----- DATA PROVIDED
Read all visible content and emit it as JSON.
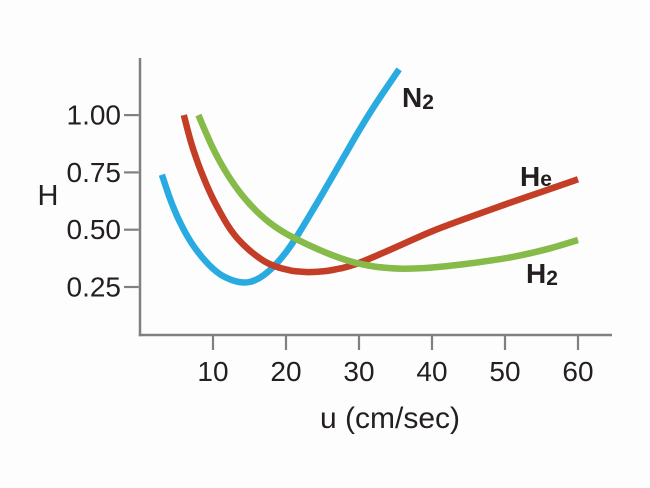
{
  "figure": {
    "background_color": "#fdfdfd",
    "axis_color": "#808080",
    "text_color": "#231f20"
  },
  "chart_data": {
    "type": "line",
    "title": "",
    "xlabel": "u (cm/sec)",
    "ylabel": "H",
    "xlim": [
      0,
      65
    ],
    "ylim": [
      0.04,
      1.24
    ],
    "x_ticks": [
      10,
      20,
      30,
      40,
      50,
      60
    ],
    "y_ticks": [
      0.25,
      0.5,
      0.75,
      1.0
    ],
    "y_tick_labels": [
      "0.25",
      "0.50",
      "0.75",
      "1.00"
    ],
    "grid": false,
    "legend_position": "inline-curve-labels",
    "series": [
      {
        "name": "N2",
        "label_main": "N",
        "label_sub": "2",
        "color": "#29abe2",
        "minimum": {
          "u": 14,
          "H": 0.27
        },
        "points": [
          [
            3,
            0.74
          ],
          [
            4,
            0.645
          ],
          [
            5,
            0.565
          ],
          [
            6,
            0.5
          ],
          [
            7,
            0.445
          ],
          [
            8,
            0.4
          ],
          [
            9,
            0.362
          ],
          [
            10,
            0.33
          ],
          [
            11,
            0.305
          ],
          [
            12,
            0.288
          ],
          [
            13,
            0.276
          ],
          [
            14,
            0.27
          ],
          [
            15,
            0.272
          ],
          [
            16,
            0.283
          ],
          [
            17,
            0.303
          ],
          [
            18,
            0.33
          ],
          [
            19,
            0.363
          ],
          [
            20,
            0.402
          ],
          [
            21,
            0.447
          ],
          [
            22,
            0.497
          ],
          [
            24,
            0.603
          ],
          [
            26,
            0.712
          ],
          [
            28,
            0.822
          ],
          [
            30,
            0.932
          ],
          [
            32,
            1.035
          ],
          [
            34,
            1.13
          ],
          [
            35.5,
            1.2
          ]
        ]
      },
      {
        "name": "He",
        "label_main": "H",
        "label_sub": "e",
        "color": "#c43e27",
        "minimum": {
          "u": 23,
          "H": 0.315
        },
        "points": [
          [
            6,
            1.0
          ],
          [
            7,
            0.88
          ],
          [
            8,
            0.785
          ],
          [
            9,
            0.705
          ],
          [
            10,
            0.635
          ],
          [
            11,
            0.575
          ],
          [
            12,
            0.52
          ],
          [
            13,
            0.475
          ],
          [
            14,
            0.44
          ],
          [
            15,
            0.41
          ],
          [
            16,
            0.385
          ],
          [
            17,
            0.363
          ],
          [
            18,
            0.347
          ],
          [
            19,
            0.335
          ],
          [
            20,
            0.327
          ],
          [
            21,
            0.32
          ],
          [
            22,
            0.317
          ],
          [
            23,
            0.315
          ],
          [
            24,
            0.316
          ],
          [
            25,
            0.318
          ],
          [
            26,
            0.322
          ],
          [
            27,
            0.328
          ],
          [
            28,
            0.335
          ],
          [
            30,
            0.355
          ],
          [
            33,
            0.395
          ],
          [
            36,
            0.437
          ],
          [
            40,
            0.493
          ],
          [
            45,
            0.553
          ],
          [
            50,
            0.61
          ],
          [
            55,
            0.665
          ],
          [
            60,
            0.72
          ]
        ]
      },
      {
        "name": "H2",
        "label_main": "H",
        "label_sub": "2",
        "color": "#86ba49",
        "minimum": {
          "u": 36,
          "H": 0.33
        },
        "points": [
          [
            8,
            1.0
          ],
          [
            10,
            0.855
          ],
          [
            12,
            0.74
          ],
          [
            14,
            0.65
          ],
          [
            16,
            0.58
          ],
          [
            18,
            0.525
          ],
          [
            20,
            0.483
          ],
          [
            22,
            0.45
          ],
          [
            24,
            0.42
          ],
          [
            26,
            0.393
          ],
          [
            28,
            0.37
          ],
          [
            30,
            0.352
          ],
          [
            32,
            0.34
          ],
          [
            34,
            0.333
          ],
          [
            36,
            0.33
          ],
          [
            38,
            0.331
          ],
          [
            40,
            0.335
          ],
          [
            44,
            0.348
          ],
          [
            48,
            0.365
          ],
          [
            52,
            0.387
          ],
          [
            56,
            0.417
          ],
          [
            60,
            0.455
          ]
        ]
      }
    ]
  }
}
----------
Leaving the pictures aside, transcribe the entire listing exactly.

Read all visible content and emit it as JSON.
{
  "figure": {
    "background_color": "#fdfdfd",
    "axis_color": "#808080",
    "text_color": "#231f20"
  },
  "chart_data": {
    "type": "line",
    "title": "",
    "xlabel": "u (cm/sec)",
    "ylabel": "H",
    "xlim": [
      0,
      65
    ],
    "ylim": [
      0.04,
      1.24
    ],
    "x_ticks": [
      10,
      20,
      30,
      40,
      50,
      60
    ],
    "y_ticks": [
      0.25,
      0.5,
      0.75,
      1.0
    ],
    "y_tick_labels": [
      "0.25",
      "0.50",
      "0.75",
      "1.00"
    ],
    "grid": false,
    "legend_position": "inline-curve-labels",
    "series": [
      {
        "name": "N2",
        "label_main": "N",
        "label_sub": "2",
        "color": "#29abe2",
        "minimum": {
          "u": 14,
          "H": 0.27
        },
        "points": [
          [
            3,
            0.74
          ],
          [
            4,
            0.645
          ],
          [
            5,
            0.565
          ],
          [
            6,
            0.5
          ],
          [
            7,
            0.445
          ],
          [
            8,
            0.4
          ],
          [
            9,
            0.362
          ],
          [
            10,
            0.33
          ],
          [
            11,
            0.305
          ],
          [
            12,
            0.288
          ],
          [
            13,
            0.276
          ],
          [
            14,
            0.27
          ],
          [
            15,
            0.272
          ],
          [
            16,
            0.283
          ],
          [
            17,
            0.303
          ],
          [
            18,
            0.33
          ],
          [
            19,
            0.363
          ],
          [
            20,
            0.402
          ],
          [
            21,
            0.447
          ],
          [
            22,
            0.497
          ],
          [
            24,
            0.603
          ],
          [
            26,
            0.712
          ],
          [
            28,
            0.822
          ],
          [
            30,
            0.932
          ],
          [
            32,
            1.035
          ],
          [
            34,
            1.13
          ],
          [
            35.5,
            1.2
          ]
        ]
      },
      {
        "name": "He",
        "label_main": "H",
        "label_sub": "e",
        "color": "#c43e27",
        "minimum": {
          "u": 23,
          "H": 0.315
        },
        "points": [
          [
            6,
            1.0
          ],
          [
            7,
            0.88
          ],
          [
            8,
            0.785
          ],
          [
            9,
            0.705
          ],
          [
            10,
            0.635
          ],
          [
            11,
            0.575
          ],
          [
            12,
            0.52
          ],
          [
            13,
            0.475
          ],
          [
            14,
            0.44
          ],
          [
            15,
            0.41
          ],
          [
            16,
            0.385
          ],
          [
            17,
            0.363
          ],
          [
            18,
            0.347
          ],
          [
            19,
            0.335
          ],
          [
            20,
            0.327
          ],
          [
            21,
            0.32
          ],
          [
            22,
            0.317
          ],
          [
            23,
            0.315
          ],
          [
            24,
            0.316
          ],
          [
            25,
            0.318
          ],
          [
            26,
            0.322
          ],
          [
            27,
            0.328
          ],
          [
            28,
            0.335
          ],
          [
            30,
            0.355
          ],
          [
            33,
            0.395
          ],
          [
            36,
            0.437
          ],
          [
            40,
            0.493
          ],
          [
            45,
            0.553
          ],
          [
            50,
            0.61
          ],
          [
            55,
            0.665
          ],
          [
            60,
            0.72
          ]
        ]
      },
      {
        "name": "H2",
        "label_main": "H",
        "label_sub": "2",
        "color": "#86ba49",
        "minimum": {
          "u": 36,
          "H": 0.33
        },
        "points": [
          [
            8,
            1.0
          ],
          [
            10,
            0.855
          ],
          [
            12,
            0.74
          ],
          [
            14,
            0.65
          ],
          [
            16,
            0.58
          ],
          [
            18,
            0.525
          ],
          [
            20,
            0.483
          ],
          [
            22,
            0.45
          ],
          [
            24,
            0.42
          ],
          [
            26,
            0.393
          ],
          [
            28,
            0.37
          ],
          [
            30,
            0.352
          ],
          [
            32,
            0.34
          ],
          [
            34,
            0.333
          ],
          [
            36,
            0.33
          ],
          [
            38,
            0.331
          ],
          [
            40,
            0.335
          ],
          [
            44,
            0.348
          ],
          [
            48,
            0.365
          ],
          [
            52,
            0.387
          ],
          [
            56,
            0.417
          ],
          [
            60,
            0.455
          ]
        ]
      }
    ]
  }
}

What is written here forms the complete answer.